= WHAT YOU NEED TO DO =
Identify each line holding the string "value" and copy it.

[Records contained in a dataset]
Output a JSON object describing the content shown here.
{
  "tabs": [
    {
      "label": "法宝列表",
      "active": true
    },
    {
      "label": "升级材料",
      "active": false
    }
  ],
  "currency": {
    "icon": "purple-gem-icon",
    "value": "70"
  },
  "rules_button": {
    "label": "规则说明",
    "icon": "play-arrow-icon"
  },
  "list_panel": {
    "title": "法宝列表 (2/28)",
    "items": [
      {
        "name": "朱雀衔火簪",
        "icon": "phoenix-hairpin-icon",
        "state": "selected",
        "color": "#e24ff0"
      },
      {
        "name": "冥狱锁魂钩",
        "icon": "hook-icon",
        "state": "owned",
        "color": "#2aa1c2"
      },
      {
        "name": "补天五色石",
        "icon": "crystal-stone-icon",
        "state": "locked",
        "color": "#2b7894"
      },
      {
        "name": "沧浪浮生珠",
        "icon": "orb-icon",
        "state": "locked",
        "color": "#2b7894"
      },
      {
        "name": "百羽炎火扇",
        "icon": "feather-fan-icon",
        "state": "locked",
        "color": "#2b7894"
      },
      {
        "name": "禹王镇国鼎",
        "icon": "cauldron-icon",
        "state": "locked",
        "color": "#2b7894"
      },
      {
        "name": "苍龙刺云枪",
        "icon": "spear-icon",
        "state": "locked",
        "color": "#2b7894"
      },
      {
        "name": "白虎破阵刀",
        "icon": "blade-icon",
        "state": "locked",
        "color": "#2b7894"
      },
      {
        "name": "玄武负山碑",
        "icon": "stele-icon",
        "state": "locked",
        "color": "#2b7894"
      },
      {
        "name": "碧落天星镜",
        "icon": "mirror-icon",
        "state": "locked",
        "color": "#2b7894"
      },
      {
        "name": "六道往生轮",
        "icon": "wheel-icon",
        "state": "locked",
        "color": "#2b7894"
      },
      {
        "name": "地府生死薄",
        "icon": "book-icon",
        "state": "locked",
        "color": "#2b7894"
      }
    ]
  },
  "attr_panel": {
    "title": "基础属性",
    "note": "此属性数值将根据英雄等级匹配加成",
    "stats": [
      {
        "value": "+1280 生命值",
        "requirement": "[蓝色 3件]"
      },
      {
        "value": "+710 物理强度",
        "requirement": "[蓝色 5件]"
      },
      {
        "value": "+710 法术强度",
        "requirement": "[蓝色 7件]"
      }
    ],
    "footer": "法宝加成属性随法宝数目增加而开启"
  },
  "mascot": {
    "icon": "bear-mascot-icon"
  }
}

= EXERCISE SOLUTION =
    "value": "70"
        "value": "+1280 生命值",
        "value": "+710 物理强度",
        "value": "+710 法术强度",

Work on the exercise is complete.